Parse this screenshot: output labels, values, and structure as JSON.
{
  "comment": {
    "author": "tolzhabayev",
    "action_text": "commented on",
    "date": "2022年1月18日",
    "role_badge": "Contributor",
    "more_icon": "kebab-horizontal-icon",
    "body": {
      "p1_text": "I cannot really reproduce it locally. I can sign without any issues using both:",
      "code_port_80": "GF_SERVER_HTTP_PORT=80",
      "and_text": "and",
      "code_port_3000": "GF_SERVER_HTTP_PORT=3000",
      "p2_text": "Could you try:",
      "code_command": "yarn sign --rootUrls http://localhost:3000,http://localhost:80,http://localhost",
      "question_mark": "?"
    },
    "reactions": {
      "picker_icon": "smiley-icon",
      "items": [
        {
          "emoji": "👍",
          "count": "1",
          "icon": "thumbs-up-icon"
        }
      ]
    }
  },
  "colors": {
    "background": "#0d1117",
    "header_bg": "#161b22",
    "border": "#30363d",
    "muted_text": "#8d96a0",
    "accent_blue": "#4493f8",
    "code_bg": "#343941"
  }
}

▶ _WORK INSTRUCTIONS_
In the data above, how many lines contain the string "sign"? Answer with the number only.

▶ _SOLVED EXERCISE_
2